### Job
Render every entry verbatim.

------

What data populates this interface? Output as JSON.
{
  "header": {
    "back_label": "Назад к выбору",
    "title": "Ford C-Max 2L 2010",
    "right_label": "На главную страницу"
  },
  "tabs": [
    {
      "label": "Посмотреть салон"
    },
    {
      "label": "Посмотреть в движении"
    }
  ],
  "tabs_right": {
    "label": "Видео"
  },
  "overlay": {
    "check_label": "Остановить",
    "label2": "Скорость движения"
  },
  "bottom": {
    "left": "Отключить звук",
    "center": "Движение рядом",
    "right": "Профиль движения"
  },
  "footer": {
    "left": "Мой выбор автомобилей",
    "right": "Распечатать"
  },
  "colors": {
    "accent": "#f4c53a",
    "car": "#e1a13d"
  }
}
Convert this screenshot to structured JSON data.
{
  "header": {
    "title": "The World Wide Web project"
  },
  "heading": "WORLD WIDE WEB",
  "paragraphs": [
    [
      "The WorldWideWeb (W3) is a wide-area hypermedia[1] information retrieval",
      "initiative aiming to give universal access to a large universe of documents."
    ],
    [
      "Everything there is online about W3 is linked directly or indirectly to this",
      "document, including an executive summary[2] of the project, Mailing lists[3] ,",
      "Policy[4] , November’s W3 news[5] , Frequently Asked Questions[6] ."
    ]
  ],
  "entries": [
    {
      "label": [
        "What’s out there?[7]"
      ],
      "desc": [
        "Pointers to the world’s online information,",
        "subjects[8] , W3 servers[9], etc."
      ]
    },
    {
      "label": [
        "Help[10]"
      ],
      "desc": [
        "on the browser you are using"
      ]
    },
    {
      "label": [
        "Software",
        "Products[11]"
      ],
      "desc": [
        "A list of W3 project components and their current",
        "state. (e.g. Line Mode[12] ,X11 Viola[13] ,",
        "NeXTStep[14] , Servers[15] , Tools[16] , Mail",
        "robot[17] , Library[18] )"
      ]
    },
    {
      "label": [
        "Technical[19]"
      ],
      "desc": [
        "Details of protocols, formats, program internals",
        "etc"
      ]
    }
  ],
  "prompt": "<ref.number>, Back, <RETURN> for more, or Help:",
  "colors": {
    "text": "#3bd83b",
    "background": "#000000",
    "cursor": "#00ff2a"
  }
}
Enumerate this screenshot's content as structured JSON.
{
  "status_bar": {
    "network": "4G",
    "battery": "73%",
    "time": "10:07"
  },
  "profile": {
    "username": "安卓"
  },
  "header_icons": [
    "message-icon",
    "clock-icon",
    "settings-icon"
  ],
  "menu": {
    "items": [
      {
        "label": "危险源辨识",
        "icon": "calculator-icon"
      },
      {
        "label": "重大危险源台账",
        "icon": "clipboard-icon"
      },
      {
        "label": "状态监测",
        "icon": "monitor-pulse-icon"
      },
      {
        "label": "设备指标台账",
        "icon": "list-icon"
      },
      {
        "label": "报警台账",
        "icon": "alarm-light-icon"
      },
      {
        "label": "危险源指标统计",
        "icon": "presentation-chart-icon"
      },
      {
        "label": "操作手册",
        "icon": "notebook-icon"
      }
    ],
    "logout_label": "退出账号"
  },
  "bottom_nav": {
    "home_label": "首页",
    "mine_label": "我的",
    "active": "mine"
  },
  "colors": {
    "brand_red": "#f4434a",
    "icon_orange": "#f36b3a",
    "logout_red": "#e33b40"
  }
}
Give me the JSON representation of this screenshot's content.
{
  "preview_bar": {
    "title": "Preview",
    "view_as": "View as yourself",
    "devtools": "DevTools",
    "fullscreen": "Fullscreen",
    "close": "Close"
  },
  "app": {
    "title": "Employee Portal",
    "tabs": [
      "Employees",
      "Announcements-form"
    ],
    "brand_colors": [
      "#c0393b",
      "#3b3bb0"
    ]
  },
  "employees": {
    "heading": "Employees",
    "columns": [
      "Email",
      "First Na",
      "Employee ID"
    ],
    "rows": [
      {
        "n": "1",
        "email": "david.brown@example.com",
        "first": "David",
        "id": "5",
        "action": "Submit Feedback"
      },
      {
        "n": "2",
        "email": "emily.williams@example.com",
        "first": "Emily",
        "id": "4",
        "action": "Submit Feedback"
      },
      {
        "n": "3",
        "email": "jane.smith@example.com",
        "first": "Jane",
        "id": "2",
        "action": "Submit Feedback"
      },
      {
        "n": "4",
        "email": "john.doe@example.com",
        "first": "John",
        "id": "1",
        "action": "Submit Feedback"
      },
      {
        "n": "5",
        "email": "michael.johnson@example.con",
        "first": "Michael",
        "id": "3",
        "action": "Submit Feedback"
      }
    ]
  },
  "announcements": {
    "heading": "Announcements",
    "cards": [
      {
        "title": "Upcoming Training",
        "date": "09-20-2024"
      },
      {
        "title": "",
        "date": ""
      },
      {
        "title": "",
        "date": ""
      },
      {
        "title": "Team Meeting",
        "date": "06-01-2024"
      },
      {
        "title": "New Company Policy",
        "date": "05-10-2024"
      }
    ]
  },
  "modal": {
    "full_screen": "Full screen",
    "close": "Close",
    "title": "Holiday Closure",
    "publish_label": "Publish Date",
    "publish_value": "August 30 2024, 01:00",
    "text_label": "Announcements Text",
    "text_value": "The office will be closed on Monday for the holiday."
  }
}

------

### Exercise response
What data populates this interface? Output as JSON.
{
  "header": {
    "back_label": "Назад к выбору",
    "title": "Ford C-Max 2L 2010",
    "right_label": "На главную страницу"
  },
  "tabs": [
    {
      "label": "Посмотреть салон"
    },
    {
      "label": "Посмотреть в движении"
    }
  ],
  "tabs_right": {
    "label": "Видео"
  },
  "overlay": {
    "check_label": "Остановить",
    "label2": "Скорость движения"
  },
  "bottom": {
    "left": "Отключить звук",
    "center": "Движение рядом",
    "right": "Профиль движения"
  },
  "footer": {
    "left": "Мой выбор автомобилей",
    "right": "Распечатать"
  },
  "colors": {
    "accent": "#f4c53a",
    "car": "#e1a13d"
  }
}
Convert this screenshot to structured JSON data.
{
  "header": {
    "title": "The World Wide Web project"
  },
  "heading": "WORLD WIDE WEB",
  "paragraphs": [
    [
      "The WorldWideWeb (W3) is a wide-area hypermedia[1] information retrieval",
      "initiative aiming to give universal access to a large universe of documents."
    ],
    [
      "Everything there is online about W3 is linked directly or indirectly to this",
      "document, including an executive summary[2] of the project, Mailing lists[3] ,",
      "Policy[4] , November’s W3 news[5] , Frequently Asked Questions[6] ."
    ]
  ],
  "entries": [
    {
      "label": [
        "What’s out there?[7]"
      ],
      "desc": [
        "Pointers to the world’s online information,",
        "subjects[8] , W3 servers[9], etc."
      ]
    },
    {
      "label": [
        "Help[10]"
      ],
      "desc": [
        "on the browser you are using"
      ]
    },
    {
      "label": [
        "Software",
        "Products[11]"
      ],
      "desc": [
        "A list of W3 project components and their current",
        "state. (e.g. Line Mode[12] ,X11 Viola[13] ,",
        "NeXTStep[14] , Servers[15] , Tools[16] , Mail",
        "robot[17] , Library[18] )"
      ]
    },
    {
      "label": [
        "Technical[19]"
      ],
      "desc": [
        "Details of protocols, formats, program internals",
        "etc"
      ]
    }
  ],
  "prompt": "<ref.number>, Back, <RETURN> for more, or Help:",
  "colors": {
    "text": "#3bd83b",
    "background": "#000000",
    "cursor": "#00ff2a"
  }
}
Enumerate this screenshot's content as structured JSON.
{
  "status_bar": {
    "network": "4G",
    "battery": "73%",
    "time": "10:07"
  },
  "profile": {
    "username": "安卓"
  },
  "header_icons": [
    "message-icon",
    "clock-icon",
    "settings-icon"
  ],
  "menu": {
    "items": [
      {
        "label": "危险源辨识",
        "icon": "calculator-icon"
      },
      {
        "label": "重大危险源台账",
        "icon": "clipboard-icon"
      },
      {
        "label": "状态监测",
        "icon": "monitor-pulse-icon"
      },
      {
        "label": "设备指标台账",
        "icon": "list-icon"
      },
      {
        "label": "报警台账",
        "icon": "alarm-light-icon"
      },
      {
        "label": "危险源指标统计",
        "icon": "presentation-chart-icon"
      },
      {
        "label": "操作手册",
        "icon": "notebook-icon"
      }
    ],
    "logout_label": "退出账号"
  },
  "bottom_nav": {
    "home_label": "首页",
    "mine_label": "我的",
    "active": "mine"
  },
  "colors": {
    "brand_red": "#f4434a",
    "icon_orange": "#f36b3a",
    "logout_red": "#e33b40"
  }
}
Give me the JSON representation of this screenshot's content.
{
  "preview_bar": {
    "title": "Preview",
    "view_as": "View as yourself",
    "devtools": "DevTools",
    "fullscreen": "Fullscreen",
    "close": "Close"
  },
  "app": {
    "title": "Employee Portal",
    "tabs": [
      "Employees",
      "Announcements-form"
    ],
    "brand_colors": [
      "#c0393b",
      "#3b3bb0"
    ]
  },
  "employees": {
    "heading": "Employees",
    "columns": [
      "Email",
      "First Na",
      "Employee ID"
    ],
    "rows": [
      {
        "n": "1",
        "email": "david.brown@example.com",
        "first": "David",
        "id": "5",
        "action": "Submit Feedback"
      },
      {
        "n": "2",
        "email": "emily.williams@example.com",
        "first": "Emily",
        "id": "4",
        "action": "Submit Feedback"
      },
      {
        "n": "3",
        "email": "jane.smith@example.com",
        "first": "Jane",
        "id": "2",
        "action": "Submit Feedback"
      },
      {
        "n": "4",
        "email": "john.doe@example.com",
        "first": "John",
        "id": "1",
        "action": "Submit Feedback"
      },
      {
        "n": "5",
        "email": "michael.johnson@example.con",
        "first": "Michael",
        "id": "3",
        "action": "Submit Feedback"
      }
    ]
  },
  "announcements": {
    "heading": "Announcements",
    "cards": [
      {
        "title": "Upcoming Training",
        "date": "09-20-2024"
      },
      {
        "title": "",
        "date": ""
      },
      {
        "title": "",
        "date": ""
      },
      {
        "title": "Team Meeting",
        "date": "06-01-2024"
      },
      {
        "title": "New Company Policy",
        "date": "05-10-2024"
      }
    ]
  },
  "modal": {
    "full_screen": "Full screen",
    "close": "Close",
    "title": "Holiday Closure",
    "publish_label": "Publish Date",
    "publish_value": "August 30 2024, 01:00",
    "text_label": "Announcements Text",
    "text_value": "The office will be closed on Monday for the holiday."
  }
}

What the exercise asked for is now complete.